**To do:**
Extract each line bearing the word "entre".

(Collected data)
++++++++++

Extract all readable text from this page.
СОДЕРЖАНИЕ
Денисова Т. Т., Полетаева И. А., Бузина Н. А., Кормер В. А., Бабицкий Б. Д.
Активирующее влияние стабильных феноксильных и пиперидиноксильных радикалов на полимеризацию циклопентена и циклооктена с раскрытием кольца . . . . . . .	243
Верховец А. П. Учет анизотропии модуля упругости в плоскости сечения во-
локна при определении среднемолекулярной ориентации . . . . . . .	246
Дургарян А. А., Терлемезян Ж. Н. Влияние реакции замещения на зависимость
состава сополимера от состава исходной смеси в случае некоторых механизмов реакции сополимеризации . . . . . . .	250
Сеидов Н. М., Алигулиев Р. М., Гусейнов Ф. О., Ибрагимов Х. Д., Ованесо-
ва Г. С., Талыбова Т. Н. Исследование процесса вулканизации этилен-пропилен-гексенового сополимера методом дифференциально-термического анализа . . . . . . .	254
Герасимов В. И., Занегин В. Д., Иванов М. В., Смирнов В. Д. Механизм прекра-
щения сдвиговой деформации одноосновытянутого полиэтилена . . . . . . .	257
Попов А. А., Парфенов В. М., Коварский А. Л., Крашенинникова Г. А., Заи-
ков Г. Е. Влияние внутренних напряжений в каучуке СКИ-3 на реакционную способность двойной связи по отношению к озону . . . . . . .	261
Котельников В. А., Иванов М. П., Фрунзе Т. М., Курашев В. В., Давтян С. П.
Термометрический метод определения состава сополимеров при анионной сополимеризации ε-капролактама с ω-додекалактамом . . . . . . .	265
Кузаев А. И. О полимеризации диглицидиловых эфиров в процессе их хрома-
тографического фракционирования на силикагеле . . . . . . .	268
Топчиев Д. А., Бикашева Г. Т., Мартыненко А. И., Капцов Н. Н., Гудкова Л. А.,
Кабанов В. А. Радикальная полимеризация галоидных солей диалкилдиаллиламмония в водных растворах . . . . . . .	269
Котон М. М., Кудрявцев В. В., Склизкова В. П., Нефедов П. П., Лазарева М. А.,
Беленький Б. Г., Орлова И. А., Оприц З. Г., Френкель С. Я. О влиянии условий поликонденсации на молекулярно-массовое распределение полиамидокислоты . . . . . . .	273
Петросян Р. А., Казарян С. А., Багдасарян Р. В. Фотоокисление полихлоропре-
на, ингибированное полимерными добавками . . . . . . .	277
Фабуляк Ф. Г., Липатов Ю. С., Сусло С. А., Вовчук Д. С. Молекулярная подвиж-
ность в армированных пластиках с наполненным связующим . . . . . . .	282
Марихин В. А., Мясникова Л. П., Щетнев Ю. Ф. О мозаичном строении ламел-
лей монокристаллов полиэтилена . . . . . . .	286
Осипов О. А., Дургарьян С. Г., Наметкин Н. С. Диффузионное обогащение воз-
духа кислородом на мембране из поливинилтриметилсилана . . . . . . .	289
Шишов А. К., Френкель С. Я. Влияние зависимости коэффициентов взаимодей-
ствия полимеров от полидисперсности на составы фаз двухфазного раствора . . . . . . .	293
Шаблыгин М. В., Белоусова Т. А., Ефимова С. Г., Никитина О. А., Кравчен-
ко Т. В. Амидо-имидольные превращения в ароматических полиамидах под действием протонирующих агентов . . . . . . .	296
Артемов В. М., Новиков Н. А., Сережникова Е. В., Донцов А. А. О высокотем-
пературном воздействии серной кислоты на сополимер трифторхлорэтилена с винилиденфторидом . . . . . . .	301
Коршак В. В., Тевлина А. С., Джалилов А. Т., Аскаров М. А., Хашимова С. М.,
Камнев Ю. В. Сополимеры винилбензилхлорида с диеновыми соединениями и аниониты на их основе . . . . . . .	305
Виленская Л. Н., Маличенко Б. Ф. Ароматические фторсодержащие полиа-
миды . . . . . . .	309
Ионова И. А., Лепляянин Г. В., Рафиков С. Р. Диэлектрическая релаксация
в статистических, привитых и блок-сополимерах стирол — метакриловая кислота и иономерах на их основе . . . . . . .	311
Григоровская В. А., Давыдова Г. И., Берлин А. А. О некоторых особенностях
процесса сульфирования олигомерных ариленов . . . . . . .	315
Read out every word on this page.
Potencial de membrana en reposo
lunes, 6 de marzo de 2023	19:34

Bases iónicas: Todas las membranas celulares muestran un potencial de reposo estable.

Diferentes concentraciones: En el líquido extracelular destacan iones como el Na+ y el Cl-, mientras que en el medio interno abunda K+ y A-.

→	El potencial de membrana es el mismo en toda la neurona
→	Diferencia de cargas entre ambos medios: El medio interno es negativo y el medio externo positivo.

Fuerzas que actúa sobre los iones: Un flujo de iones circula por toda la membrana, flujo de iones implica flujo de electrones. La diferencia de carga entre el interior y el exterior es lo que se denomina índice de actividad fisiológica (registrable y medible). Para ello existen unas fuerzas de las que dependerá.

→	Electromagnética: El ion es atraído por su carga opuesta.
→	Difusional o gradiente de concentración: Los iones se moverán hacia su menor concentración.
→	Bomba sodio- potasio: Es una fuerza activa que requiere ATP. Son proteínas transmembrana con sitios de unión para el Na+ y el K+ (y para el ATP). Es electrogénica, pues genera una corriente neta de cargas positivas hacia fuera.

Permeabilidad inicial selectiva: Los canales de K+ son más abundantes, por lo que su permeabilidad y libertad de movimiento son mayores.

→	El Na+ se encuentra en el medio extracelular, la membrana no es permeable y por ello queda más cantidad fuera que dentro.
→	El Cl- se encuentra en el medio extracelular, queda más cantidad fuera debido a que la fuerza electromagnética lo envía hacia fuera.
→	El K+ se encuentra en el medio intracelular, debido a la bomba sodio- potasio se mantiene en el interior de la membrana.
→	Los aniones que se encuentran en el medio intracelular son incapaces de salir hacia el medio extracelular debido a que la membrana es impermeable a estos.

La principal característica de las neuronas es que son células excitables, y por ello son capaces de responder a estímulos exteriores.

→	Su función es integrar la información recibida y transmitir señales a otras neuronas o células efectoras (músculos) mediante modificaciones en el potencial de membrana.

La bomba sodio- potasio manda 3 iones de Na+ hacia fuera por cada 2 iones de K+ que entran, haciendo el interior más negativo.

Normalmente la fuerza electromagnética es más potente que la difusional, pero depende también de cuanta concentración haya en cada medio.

++++++++++

**The output:**
→	Diferencia de cargas entre ambos medios: El medio interno es negativo y el medio externo positivo.
Fuerzas que actúa sobre los iones: Un flujo de iones circula por toda la membrana, flujo de iones implica flujo de electrones. La diferencia de carga entre el interior y el exterior es lo que se denomina índice de actividad fisiológica (registrable y medible). Para ello existen unas fuerzas de las que dependerá.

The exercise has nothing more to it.